● **The data**:

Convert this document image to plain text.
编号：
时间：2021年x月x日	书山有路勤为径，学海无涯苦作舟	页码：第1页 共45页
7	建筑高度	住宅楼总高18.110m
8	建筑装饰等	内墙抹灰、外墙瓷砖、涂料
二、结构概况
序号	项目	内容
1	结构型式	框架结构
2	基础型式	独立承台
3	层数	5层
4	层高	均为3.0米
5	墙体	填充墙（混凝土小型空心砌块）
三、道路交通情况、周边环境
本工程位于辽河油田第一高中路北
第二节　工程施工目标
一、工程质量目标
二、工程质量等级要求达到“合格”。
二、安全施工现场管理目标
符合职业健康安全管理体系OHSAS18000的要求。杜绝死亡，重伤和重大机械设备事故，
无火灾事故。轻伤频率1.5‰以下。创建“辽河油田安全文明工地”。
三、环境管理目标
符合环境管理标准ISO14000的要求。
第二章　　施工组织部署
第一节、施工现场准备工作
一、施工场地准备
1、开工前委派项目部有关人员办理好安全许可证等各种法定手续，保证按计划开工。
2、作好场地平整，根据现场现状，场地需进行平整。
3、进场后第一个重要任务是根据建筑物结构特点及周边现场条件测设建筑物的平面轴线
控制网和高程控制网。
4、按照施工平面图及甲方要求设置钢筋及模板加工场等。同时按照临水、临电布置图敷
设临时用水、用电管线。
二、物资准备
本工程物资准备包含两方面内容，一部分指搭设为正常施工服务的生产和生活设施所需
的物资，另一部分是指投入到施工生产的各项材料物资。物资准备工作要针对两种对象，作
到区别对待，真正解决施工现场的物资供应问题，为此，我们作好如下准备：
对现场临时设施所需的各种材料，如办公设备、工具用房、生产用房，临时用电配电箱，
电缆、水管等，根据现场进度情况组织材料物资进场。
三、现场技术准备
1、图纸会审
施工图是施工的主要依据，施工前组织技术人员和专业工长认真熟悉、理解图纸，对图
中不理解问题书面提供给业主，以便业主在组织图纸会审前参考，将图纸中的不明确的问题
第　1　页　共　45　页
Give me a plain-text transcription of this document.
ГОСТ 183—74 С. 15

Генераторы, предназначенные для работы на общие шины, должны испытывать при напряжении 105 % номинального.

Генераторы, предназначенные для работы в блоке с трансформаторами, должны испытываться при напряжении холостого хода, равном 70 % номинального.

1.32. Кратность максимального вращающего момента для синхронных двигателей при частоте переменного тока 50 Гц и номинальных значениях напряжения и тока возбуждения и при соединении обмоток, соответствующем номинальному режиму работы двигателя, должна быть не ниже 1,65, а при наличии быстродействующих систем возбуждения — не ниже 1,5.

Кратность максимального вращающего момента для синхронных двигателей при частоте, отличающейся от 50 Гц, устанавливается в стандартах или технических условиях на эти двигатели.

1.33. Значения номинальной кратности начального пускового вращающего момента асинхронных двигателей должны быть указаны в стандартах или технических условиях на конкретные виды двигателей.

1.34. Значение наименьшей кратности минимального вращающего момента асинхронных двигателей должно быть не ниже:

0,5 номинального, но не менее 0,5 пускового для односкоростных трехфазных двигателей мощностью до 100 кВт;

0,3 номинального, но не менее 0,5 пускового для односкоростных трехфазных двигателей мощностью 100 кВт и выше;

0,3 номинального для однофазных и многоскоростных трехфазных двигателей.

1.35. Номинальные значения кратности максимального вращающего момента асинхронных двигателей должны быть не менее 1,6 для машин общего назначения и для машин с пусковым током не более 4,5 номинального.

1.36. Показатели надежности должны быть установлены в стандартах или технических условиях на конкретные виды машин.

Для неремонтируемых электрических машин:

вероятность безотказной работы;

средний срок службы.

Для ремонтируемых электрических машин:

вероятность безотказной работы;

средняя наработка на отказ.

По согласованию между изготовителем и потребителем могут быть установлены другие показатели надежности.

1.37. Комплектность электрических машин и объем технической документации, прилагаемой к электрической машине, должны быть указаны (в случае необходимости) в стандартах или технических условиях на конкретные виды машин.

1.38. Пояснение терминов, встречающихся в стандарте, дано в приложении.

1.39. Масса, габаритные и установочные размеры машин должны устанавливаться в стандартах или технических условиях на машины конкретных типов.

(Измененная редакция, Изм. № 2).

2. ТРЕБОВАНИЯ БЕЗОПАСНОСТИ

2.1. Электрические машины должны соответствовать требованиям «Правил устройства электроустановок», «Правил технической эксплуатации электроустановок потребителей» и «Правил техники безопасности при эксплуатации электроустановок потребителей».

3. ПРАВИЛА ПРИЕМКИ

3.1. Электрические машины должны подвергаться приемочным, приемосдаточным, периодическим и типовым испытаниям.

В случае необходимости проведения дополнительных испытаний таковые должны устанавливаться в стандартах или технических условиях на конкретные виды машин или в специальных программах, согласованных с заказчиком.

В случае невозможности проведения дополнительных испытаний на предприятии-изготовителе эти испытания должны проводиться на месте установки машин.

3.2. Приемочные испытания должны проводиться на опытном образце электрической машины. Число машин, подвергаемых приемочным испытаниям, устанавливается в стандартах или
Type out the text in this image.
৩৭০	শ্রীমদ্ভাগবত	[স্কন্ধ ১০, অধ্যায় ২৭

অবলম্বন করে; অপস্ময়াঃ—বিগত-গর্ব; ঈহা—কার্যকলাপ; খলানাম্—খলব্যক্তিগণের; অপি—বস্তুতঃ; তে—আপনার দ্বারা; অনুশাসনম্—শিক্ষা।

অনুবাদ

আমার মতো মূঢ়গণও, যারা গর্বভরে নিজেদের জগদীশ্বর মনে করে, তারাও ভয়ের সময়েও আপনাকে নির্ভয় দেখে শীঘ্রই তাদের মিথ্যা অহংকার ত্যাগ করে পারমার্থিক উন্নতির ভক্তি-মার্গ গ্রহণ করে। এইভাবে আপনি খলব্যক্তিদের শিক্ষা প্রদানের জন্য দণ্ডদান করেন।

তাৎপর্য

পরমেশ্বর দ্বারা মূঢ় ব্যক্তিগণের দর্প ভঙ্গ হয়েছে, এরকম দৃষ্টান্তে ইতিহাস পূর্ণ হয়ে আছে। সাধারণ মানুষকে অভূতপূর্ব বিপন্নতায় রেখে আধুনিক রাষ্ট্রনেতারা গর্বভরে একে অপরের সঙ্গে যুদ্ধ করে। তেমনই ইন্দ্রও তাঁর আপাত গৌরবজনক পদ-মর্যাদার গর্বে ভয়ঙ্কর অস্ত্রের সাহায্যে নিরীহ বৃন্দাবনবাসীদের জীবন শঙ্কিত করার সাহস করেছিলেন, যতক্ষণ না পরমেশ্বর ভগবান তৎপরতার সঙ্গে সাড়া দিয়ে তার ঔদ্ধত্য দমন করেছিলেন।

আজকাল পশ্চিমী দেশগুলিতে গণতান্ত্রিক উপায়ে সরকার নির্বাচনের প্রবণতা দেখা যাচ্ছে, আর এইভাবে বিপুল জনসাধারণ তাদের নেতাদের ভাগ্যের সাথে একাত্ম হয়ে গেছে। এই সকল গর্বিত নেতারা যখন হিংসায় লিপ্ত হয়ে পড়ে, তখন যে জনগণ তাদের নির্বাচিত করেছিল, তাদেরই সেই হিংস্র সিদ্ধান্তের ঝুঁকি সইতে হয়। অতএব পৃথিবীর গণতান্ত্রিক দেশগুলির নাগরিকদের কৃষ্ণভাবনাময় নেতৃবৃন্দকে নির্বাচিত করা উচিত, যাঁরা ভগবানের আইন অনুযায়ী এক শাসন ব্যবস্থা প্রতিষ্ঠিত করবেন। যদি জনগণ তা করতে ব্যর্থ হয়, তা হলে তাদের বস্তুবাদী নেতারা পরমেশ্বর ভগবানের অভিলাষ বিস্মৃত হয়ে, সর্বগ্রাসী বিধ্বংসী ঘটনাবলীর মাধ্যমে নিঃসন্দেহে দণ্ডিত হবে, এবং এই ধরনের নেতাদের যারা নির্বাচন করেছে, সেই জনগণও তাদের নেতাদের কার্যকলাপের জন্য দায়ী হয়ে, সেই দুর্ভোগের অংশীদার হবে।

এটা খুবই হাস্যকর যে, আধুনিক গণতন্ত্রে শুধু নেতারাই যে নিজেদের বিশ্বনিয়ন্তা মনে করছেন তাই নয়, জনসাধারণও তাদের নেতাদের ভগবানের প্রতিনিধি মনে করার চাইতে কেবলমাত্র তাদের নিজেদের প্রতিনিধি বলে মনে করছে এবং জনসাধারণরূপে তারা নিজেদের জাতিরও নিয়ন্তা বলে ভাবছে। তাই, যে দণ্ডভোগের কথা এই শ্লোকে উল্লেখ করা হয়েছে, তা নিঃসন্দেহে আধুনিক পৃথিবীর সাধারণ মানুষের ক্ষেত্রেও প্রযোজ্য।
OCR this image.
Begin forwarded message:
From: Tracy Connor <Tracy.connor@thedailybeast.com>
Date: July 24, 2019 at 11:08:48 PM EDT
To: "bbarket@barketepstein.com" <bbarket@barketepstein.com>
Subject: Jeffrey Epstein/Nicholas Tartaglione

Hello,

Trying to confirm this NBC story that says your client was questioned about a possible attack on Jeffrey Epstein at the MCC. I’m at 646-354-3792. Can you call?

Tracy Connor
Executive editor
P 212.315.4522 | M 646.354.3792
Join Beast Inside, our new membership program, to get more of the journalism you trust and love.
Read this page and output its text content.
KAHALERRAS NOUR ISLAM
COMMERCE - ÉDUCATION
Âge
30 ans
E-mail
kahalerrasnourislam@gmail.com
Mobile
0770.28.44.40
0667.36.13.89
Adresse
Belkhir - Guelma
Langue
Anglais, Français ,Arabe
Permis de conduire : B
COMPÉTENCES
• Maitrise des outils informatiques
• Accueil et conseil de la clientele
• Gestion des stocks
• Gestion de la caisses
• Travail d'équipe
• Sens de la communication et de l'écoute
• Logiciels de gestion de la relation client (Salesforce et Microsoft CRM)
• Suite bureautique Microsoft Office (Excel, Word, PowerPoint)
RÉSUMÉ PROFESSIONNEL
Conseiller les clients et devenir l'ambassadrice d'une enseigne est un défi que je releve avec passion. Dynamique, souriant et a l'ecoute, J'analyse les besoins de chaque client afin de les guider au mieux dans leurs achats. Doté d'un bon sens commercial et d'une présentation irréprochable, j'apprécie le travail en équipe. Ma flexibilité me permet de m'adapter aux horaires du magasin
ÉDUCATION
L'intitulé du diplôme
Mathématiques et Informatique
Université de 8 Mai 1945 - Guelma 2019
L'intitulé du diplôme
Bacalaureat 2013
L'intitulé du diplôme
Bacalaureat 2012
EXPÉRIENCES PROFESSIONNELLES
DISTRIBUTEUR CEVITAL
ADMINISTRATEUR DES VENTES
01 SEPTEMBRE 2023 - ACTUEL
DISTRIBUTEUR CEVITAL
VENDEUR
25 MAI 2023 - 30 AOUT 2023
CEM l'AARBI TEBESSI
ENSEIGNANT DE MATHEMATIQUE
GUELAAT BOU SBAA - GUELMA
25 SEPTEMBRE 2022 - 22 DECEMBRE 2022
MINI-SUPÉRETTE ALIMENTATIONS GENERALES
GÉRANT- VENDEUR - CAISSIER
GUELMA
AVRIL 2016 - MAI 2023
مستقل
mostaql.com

● **What the exercise asks**: Select every line above that contains the word "text", and copy it.

● **Written reply**:
Convert this document image to plain text.
Give me a plain-text transcription of this document.
Type out the text in this image.
Read this page and output its text content.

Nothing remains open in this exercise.